EXERCISE INSTRUCTIONS | Below is a set of records; restate each one word for word.

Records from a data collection
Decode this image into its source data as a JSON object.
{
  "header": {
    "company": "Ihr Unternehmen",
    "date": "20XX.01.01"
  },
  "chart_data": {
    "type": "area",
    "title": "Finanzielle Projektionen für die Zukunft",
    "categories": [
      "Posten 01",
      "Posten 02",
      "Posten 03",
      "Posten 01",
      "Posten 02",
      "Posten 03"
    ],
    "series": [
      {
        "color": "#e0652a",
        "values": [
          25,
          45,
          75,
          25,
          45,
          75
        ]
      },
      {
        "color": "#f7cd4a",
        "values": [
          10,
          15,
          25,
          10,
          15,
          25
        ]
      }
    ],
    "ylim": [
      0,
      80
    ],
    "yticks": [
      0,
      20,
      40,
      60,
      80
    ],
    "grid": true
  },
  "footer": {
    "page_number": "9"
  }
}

RESPONSE |
Decode this image into its source data as a JSON object.
{
  "header": {
    "company": "Ihr Unternehmen",
    "date": "20XX.01.01"
  },
  "chart_data": {
    "type": "area",
    "title": "Finanzielle Projektionen für die Zukunft",
    "categories": [
      "Posten 01",
      "Posten 02",
      "Posten 03",
      "Posten 01",
      "Posten 02",
      "Posten 03"
    ],
    "series": [
      {
        "color": "#e0652a",
        "values": [
          25,
          45,
          75,
          25,
          45,
          75
        ]
      },
      {
        "color": "#f7cd4a",
        "values": [
          10,
          15,
          25,
          10,
          15,
          25
        ]
      }
    ],
    "ylim": [
      0,
      80
    ],
    "yticks": [
      0,
      20,
      40,
      60,
      80
    ],
    "grid": true
  },
  "footer": {
    "page_number": "9"
  }
}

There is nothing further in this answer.